►

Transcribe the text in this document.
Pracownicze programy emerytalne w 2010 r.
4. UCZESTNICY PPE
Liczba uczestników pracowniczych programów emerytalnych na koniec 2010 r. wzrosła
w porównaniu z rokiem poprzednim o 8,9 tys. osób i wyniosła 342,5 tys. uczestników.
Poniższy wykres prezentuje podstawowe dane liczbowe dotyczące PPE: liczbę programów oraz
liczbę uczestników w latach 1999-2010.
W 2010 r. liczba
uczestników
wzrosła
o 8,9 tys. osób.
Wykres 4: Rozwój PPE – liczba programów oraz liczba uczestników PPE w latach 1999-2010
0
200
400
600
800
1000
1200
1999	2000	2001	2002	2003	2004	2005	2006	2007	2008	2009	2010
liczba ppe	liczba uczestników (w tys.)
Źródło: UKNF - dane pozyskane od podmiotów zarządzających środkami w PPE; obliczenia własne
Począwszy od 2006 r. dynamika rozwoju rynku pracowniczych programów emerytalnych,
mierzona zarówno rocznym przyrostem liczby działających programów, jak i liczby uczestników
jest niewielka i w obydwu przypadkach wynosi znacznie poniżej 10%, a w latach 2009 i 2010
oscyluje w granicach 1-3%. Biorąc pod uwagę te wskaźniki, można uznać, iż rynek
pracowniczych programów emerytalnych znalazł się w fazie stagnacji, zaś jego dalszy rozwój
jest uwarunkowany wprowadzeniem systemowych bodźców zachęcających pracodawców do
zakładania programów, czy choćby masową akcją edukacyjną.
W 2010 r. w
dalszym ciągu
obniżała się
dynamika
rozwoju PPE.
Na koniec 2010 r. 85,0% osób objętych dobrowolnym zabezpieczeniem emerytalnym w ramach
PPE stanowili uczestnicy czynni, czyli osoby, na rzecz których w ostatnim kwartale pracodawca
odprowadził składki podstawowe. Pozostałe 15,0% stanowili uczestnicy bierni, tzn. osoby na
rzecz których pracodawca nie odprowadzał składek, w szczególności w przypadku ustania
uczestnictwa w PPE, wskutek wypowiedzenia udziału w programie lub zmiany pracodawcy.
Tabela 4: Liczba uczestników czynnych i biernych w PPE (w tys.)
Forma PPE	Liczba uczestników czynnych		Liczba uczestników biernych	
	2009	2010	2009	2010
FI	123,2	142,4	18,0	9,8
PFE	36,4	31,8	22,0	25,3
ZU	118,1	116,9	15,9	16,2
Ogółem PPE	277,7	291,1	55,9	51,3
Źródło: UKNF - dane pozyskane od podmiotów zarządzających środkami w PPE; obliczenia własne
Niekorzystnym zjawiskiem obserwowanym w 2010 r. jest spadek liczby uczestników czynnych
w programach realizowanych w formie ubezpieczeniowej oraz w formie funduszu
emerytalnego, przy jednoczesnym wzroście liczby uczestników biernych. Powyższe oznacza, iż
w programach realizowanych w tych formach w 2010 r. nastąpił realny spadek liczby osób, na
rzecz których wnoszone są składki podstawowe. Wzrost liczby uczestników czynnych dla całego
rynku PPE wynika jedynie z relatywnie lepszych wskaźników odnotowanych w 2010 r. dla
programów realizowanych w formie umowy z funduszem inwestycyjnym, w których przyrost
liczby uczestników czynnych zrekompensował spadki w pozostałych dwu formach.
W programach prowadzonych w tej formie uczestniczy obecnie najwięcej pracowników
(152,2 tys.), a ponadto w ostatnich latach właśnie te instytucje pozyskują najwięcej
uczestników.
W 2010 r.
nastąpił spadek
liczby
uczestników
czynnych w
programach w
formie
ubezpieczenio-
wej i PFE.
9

◄

▸ EXERCISE INSTRUCTIONS:
Find the lines containing "programach" and list every one of them.

▸ ANSWER TO THIS PROBLEM:
w programach realizowanych w formie ubezpieczeniowej oraz w formie funduszu
w programach realizowanych w tych formach w 2010 r. nastąpił realny spadek liczby osób, na
W programach prowadzonych w tej formie uczestniczy obecnie najwięcej pracowników
programach w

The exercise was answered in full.